PROBLEM DESCRIPTION:
Compile every line that includes the word "крови".

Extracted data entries
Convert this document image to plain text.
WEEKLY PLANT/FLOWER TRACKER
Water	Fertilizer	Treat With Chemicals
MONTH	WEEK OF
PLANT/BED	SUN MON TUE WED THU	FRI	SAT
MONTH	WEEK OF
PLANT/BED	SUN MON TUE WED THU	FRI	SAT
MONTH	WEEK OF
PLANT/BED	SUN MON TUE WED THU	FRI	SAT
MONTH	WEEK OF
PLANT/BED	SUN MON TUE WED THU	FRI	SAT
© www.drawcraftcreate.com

==

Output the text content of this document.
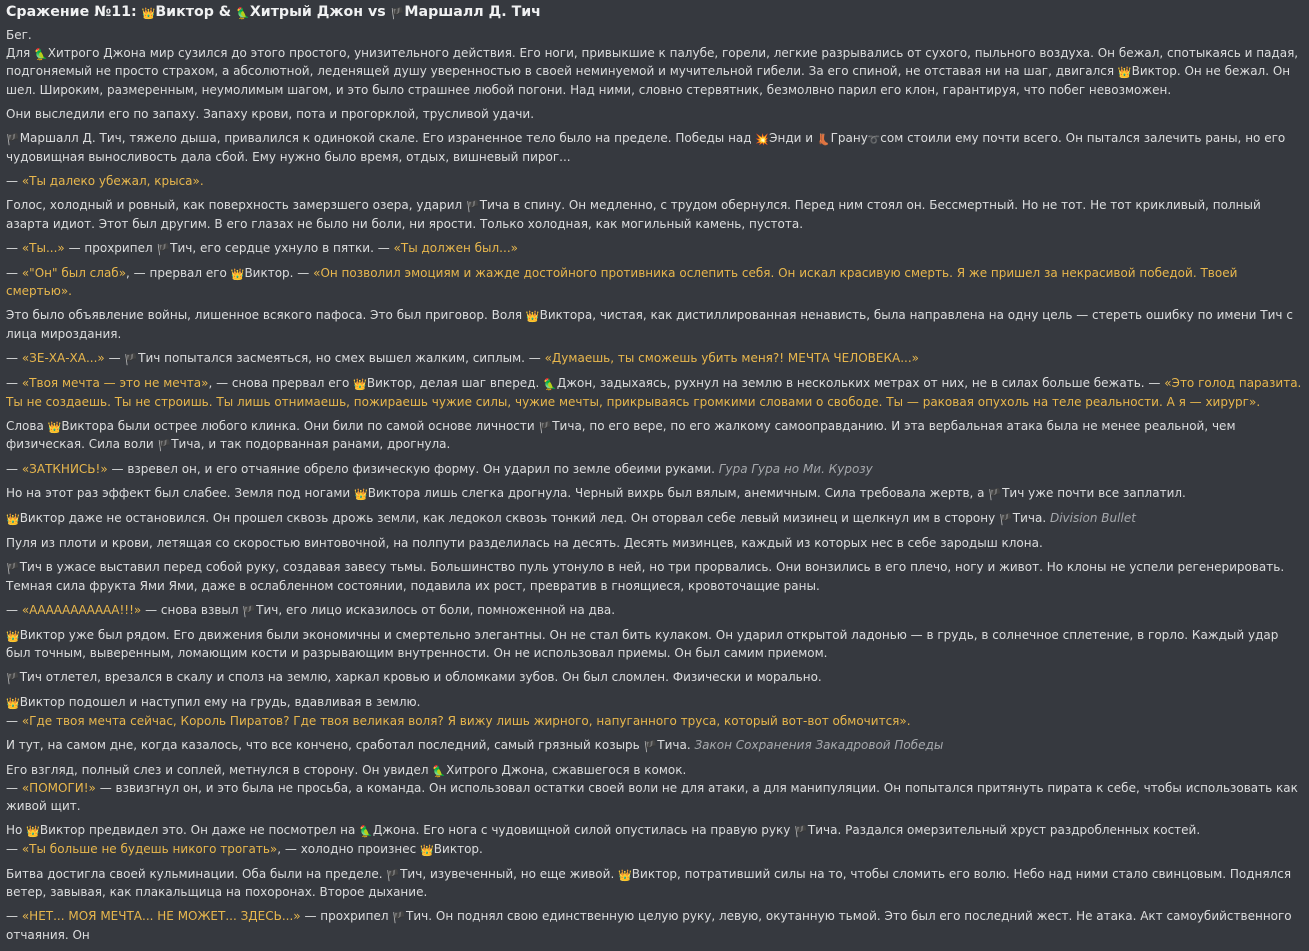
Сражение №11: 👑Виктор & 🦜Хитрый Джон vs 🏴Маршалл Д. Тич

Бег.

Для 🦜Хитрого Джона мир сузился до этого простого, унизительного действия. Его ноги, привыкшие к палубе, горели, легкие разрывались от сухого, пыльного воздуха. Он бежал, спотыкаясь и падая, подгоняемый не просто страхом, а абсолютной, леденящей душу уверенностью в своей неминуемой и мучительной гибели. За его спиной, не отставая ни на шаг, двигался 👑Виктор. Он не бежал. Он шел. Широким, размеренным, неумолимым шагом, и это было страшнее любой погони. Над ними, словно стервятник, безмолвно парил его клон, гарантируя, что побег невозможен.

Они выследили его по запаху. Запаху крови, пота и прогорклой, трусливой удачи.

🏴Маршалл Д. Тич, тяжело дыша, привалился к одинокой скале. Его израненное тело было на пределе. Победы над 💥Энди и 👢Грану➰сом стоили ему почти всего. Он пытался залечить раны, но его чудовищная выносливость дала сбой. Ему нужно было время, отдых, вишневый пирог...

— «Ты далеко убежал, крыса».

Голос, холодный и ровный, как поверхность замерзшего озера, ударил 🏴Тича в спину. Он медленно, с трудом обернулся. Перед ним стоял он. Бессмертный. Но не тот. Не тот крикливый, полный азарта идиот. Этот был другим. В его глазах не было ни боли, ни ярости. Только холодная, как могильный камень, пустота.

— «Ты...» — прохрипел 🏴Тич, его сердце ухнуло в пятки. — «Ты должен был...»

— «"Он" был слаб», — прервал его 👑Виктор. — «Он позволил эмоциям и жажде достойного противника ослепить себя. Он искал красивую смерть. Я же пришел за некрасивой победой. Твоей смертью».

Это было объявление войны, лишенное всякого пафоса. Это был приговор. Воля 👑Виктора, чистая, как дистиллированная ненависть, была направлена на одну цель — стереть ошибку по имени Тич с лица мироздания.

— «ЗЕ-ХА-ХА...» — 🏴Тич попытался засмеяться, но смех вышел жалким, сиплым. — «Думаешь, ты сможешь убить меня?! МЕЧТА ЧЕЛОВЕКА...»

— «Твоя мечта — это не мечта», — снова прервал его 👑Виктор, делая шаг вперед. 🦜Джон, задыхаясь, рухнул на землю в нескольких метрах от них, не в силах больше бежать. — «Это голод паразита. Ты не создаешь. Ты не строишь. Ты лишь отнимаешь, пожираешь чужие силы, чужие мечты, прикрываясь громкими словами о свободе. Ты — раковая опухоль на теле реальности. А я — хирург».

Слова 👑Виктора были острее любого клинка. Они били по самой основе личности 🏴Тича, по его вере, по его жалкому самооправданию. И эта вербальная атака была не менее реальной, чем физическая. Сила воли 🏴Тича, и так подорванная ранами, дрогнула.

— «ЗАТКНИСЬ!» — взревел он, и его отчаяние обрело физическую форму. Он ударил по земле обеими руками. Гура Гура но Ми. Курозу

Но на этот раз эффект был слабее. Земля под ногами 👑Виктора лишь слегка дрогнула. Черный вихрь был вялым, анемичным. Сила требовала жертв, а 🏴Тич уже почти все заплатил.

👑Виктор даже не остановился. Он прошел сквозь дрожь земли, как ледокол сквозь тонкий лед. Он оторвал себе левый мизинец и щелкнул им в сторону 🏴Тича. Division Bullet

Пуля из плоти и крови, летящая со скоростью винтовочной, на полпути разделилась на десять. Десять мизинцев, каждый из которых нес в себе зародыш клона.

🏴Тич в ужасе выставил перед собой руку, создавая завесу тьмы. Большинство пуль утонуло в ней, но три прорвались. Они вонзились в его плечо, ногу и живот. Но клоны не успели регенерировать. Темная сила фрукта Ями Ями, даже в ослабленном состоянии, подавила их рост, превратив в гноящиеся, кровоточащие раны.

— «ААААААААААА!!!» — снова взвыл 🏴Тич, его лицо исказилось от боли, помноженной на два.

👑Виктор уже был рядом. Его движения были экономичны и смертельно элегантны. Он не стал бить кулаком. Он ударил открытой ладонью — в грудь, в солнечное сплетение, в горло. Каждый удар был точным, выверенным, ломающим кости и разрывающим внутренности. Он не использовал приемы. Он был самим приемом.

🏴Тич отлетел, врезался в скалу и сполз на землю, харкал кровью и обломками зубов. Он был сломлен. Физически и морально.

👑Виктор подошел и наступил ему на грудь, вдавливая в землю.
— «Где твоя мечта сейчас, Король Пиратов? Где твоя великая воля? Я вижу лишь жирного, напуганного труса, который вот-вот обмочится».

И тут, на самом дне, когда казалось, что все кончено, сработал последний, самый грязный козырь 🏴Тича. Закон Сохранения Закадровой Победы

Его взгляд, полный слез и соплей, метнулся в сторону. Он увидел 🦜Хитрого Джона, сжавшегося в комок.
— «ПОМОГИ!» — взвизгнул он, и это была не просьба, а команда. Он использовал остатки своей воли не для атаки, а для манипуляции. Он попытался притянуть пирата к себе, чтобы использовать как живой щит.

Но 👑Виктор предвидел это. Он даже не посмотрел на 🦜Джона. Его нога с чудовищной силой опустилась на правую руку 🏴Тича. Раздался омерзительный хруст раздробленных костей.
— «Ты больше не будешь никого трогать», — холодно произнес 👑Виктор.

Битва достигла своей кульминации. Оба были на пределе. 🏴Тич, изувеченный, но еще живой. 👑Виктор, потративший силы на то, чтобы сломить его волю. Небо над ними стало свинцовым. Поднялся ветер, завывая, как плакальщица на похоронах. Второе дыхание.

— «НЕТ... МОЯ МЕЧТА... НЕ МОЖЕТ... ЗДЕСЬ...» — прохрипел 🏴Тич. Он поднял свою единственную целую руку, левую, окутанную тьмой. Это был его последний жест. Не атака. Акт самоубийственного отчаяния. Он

RESULT BELOW:
Они выследили его по запаху. Запаху крови, пота и прогорклой, трусливой удачи.
Пуля из плоти и крови, летящая со скоростью винтовочной, на полпути разделилась на десять. Десять мизинцев, каждый из которых нес в себе зародыш клона.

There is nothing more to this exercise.